SHORT EXERCISE →
Copy the data word for word, keeping every line.
== MATERIAL PROVIDED ==
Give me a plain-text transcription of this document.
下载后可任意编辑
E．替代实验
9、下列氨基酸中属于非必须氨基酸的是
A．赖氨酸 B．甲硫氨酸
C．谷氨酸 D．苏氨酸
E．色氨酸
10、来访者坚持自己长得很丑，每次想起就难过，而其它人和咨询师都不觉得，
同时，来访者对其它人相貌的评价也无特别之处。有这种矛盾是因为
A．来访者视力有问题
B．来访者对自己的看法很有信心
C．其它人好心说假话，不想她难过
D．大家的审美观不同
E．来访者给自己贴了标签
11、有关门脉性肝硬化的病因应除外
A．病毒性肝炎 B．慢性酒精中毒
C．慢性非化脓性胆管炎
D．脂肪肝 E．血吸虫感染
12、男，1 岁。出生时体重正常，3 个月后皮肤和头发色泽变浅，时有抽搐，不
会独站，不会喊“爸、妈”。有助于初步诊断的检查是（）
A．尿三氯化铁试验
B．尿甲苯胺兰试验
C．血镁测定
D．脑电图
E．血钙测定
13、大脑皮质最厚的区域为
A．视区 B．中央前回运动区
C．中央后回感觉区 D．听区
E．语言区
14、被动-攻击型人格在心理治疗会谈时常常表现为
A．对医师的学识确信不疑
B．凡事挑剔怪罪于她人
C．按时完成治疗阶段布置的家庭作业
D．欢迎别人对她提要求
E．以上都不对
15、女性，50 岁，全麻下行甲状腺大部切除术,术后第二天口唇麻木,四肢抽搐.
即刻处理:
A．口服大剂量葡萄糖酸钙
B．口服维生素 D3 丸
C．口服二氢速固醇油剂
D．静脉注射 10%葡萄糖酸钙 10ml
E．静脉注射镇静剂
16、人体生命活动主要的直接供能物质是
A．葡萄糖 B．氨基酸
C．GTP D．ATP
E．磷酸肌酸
===
EXERCISE RESULT →
Give me a plain-text transcription of this document.
下载后可任意编辑
E．替代实验
9、下列氨基酸中属于非必须氨基酸的是
A．赖氨酸 B．甲硫氨酸
C．谷氨酸 D．苏氨酸
E．色氨酸
10、来访者坚持自己长得很丑，每次想起就难过，而其它人和咨询师都不觉得，
同时，来访者对其它人相貌的评价也无特别之处。有这种矛盾是因为
A．来访者视力有问题
B．来访者对自己的看法很有信心
C．其它人好心说假话，不想她难过
D．大家的审美观不同
E．来访者给自己贴了标签
11、有关门脉性肝硬化的病因应除外
A．病毒性肝炎 B．慢性酒精中毒
C．慢性非化脓性胆管炎
D．脂肪肝 E．血吸虫感染
12、男，1 岁。出生时体重正常，3 个月后皮肤和头发色泽变浅，时有抽搐，不
会独站，不会喊“爸、妈”。有助于初步诊断的检查是（）
A．尿三氯化铁试验
B．尿甲苯胺兰试验
C．血镁测定
D．脑电图
E．血钙测定
13、大脑皮质最厚的区域为
A．视区 B．中央前回运动区
C．中央后回感觉区 D．听区
E．语言区
14、被动-攻击型人格在心理治疗会谈时常常表现为
A．对医师的学识确信不疑
B．凡事挑剔怪罪于她人
C．按时完成治疗阶段布置的家庭作业
D．欢迎别人对她提要求
E．以上都不对
15、女性，50 岁，全麻下行甲状腺大部切除术,术后第二天口唇麻木,四肢抽搐.
即刻处理:
A．口服大剂量葡萄糖酸钙
B．口服维生素 D3 丸
C．口服二氢速固醇油剂
D．静脉注射 10%葡萄糖酸钙 10ml
E．静脉注射镇静剂
16、人体生命活动主要的直接供能物质是
A．葡萄糖 B．氨基酸
C．GTP D．ATP
E．磷酸肌酸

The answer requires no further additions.